SET PROBLEM 1 — According to the convention on agency in the international sale of goods, what kind of rule of law does the convention leave unaffected?
SET PROBLEM 2 — Extend the convention on agency in the international sale of goods, picking up after its final sentence.

QUOTED PASSAGE —
◆ ◆ ◆ ◆

THE STATES PARTIES TO THIS CONVENTION,
DESIRING to establish common provisions concerning agency in the international sale of goods,
BEARING IN MIND the objectives of the United Nations Convention on Contracts for the International Sale of Goods,
CONSIDERING that the development of international trade on the basis of equality and mutual benefit is an important element in promoting friendly relations among States, bearing in mind the New International Economic Order,
BEING OF THE OPINION that the adoption of uniform rules which govern agency in the international sale of goods and take into account the different social, economic and legal systems would contribute to the removal of legal barriers in international trade and promote the development of international trade,
HAVE AGREED as follows:
(1) This Convention applies where one person, the agent, has authority or purports to have authority on behalf of another person, the principal, to conclude a contract of sale of goods with a third party.
(2) It governs not only the conclusion of such a contract by the agent but also any act undertaken by him for the purpose of concluding that contract or in relation to its performance.
(3) It is concerned only with relations between the principal or the agent on the one hand, and the third party on the other.
(4) It applies irrespective of whether the agent acts in his own name or in that of the principal.
(1) This Convention applies only where the principal and the third party have their places of business in different States and:
(a)
the agent has his place of business in a Contracting State, or
(b)
the rules of private international law lead to the application of the law of a Contracting State.
(2) Where, at the time of contracting, the third party neither knew nor ought to have known that the agent was acting as an agent, the Convention only applies if the agent and the third party had their places of business in different States and if the requirements of paragraph 1 are satisfied.
(3) Neither the nationality of the parties nor the civil or commercial character of the parties or of the contract of sale is to be taken into consideration in determining the application of this Convention.
(1) This Convention does not apply to:
(a)
the agency of a dealer on a stock, commodity or other exchange;
(b)
the agency of an auctioneer;
(c)
agency by operation of law in family law, in the law of matrimonial property, or in the law of succession;
(d)
agency arising from statutory or judicial authorisation to act for a person without capacity to act;
(e)
agency by virtue of a decision of a judicial or quasi-judicial authority or subject to the direct control of such an authority.
(2) Nothing in this Convention affects any rule of law for the protection of consumers.
For the purposes of this Convention:
(a)
an organ, officer or partner of a corporation, association, partnership or other entity, whether or not possessing legal personality, shall not be regarded as the agent of that entity in so far as, in the exercise of his functions as such, he acts by virtue of an authority conferred by law or by the constitutive documents of that entity;
(b)
a trustee shall not be regarded as an agent of the trust, of the person who has created the trust, or of the beneficiaries.
The principal, or an agent acting in accordance with the express or implied instructions of the principal, may agree with the third party to exclude the application of this Convention or, subject to Article 11, to derogate from or vary the effect of any of its provisions.
(1) In the interpretation of this Convention, regard is to be had to its international character and to the need to promote uniformity in its application and the observance of good faith in international trade.

◆ ◆ ◆ ◆

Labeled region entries
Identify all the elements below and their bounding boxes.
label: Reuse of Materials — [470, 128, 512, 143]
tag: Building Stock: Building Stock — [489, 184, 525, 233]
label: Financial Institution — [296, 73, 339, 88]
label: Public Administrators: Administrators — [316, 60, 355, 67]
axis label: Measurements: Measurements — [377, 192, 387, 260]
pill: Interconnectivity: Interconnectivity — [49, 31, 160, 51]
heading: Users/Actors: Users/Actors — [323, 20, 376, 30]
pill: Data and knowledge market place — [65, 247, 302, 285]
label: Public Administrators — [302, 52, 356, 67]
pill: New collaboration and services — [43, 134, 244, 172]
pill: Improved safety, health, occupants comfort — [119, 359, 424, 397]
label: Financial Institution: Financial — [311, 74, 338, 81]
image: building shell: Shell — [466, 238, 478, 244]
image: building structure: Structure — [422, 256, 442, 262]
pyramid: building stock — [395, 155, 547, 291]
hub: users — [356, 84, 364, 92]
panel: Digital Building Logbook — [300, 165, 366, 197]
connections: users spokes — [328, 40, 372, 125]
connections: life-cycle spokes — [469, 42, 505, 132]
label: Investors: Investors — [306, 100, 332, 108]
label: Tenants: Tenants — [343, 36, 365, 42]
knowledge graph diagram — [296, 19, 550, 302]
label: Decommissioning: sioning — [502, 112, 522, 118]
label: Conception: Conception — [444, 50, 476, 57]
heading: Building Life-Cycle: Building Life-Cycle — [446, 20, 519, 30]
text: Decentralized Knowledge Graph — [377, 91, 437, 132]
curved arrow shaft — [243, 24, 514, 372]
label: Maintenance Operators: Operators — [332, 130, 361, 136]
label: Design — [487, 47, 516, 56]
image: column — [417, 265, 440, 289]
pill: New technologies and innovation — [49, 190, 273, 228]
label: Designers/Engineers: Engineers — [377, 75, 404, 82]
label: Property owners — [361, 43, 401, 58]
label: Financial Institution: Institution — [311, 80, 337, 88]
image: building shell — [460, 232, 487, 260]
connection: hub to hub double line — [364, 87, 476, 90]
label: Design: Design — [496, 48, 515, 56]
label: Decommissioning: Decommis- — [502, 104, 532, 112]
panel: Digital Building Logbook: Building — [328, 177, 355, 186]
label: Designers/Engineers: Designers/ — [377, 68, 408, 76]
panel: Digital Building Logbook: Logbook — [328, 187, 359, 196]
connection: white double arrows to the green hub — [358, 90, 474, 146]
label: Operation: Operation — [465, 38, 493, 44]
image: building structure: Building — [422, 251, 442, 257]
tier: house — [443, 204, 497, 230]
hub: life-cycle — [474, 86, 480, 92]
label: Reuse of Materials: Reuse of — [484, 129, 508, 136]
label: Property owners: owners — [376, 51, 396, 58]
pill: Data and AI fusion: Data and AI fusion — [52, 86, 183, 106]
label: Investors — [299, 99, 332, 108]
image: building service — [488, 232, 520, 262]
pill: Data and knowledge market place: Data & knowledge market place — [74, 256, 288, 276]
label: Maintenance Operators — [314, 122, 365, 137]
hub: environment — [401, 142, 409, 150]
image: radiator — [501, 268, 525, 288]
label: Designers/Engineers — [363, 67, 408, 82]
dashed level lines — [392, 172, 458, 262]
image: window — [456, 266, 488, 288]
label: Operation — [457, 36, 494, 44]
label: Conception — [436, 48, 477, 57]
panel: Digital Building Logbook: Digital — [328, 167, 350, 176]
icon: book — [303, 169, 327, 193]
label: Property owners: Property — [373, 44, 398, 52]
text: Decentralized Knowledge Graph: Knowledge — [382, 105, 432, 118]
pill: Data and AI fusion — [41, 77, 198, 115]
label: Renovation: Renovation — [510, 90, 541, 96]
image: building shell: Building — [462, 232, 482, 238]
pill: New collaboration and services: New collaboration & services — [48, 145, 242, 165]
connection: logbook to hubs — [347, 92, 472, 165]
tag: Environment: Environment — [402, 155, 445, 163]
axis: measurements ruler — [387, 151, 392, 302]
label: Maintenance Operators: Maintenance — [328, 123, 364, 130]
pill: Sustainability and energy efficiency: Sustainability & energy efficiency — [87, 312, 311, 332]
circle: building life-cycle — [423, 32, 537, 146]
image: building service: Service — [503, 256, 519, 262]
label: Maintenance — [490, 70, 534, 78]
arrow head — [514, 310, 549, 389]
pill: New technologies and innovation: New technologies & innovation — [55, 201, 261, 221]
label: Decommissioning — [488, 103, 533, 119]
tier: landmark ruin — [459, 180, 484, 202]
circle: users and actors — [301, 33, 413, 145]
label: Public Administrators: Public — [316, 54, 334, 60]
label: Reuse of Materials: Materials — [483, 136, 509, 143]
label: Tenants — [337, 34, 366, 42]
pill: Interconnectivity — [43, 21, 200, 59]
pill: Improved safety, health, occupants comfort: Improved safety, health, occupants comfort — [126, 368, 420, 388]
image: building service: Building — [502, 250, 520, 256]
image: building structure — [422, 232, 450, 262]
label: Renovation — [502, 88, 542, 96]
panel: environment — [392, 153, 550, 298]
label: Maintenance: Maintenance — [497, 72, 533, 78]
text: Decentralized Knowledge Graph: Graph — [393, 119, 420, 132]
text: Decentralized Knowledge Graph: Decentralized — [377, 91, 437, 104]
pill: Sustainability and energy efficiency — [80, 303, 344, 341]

◆ ◆ ◆ ◆

EXERCISE RESULT 1 — Any rule of law for the protection of consumers.

EXERCISE RESULT 2 —
(2) Questions concerning matters governed by this Convention which are not expressly settled in it are to be settled in conformity with the general principles on which it is based or, in the absence of such principles, in conformity with the law applicable by virtue of the rules of private international law.
(1) The principal or the agent on the one hand and the third party on the other are bound by any usage to which they have agreed and by any practices which they have established between themselves.
(2) They are considered, unless otherwise agreed, to have impliedly made applicable to their relations any usage of which they knew or ought to have known and which in international trade is widely known to, and regularly observed by, parties to agency relations of the type involved in the particular trade concerned.
For the purposes of this Convention:
(a)
if a party has more than one place of business, the place of business is that which has the closest relationship to the contract of sale, having regard to the circumstances known to or contemplated by the parties at the time of contracting;
(b)
if a party does not have a place of business, reference is to be made to his habitual residence.
(1) The authorisation of the agent by the principal may be express or implied.
(2) The agent has authority to perform all acts necessary in the circumstances to achieve the purposes for which the authorisation was given.
The authorisation need not be given in or evidenced by writing and is not subject to any other requirement as to form. It may be proved by any means, including witnesses.
Any provision of Article 10, Article 15 of Chapter IV which allows an authorization, a ratification or a termination of authority to be made in any form other than in writing does not apply where the principal or the agent has his place of business in a Contracting State which has made a declaration under Article 27. The parties may not derogate from or vary the effect of this paragraph.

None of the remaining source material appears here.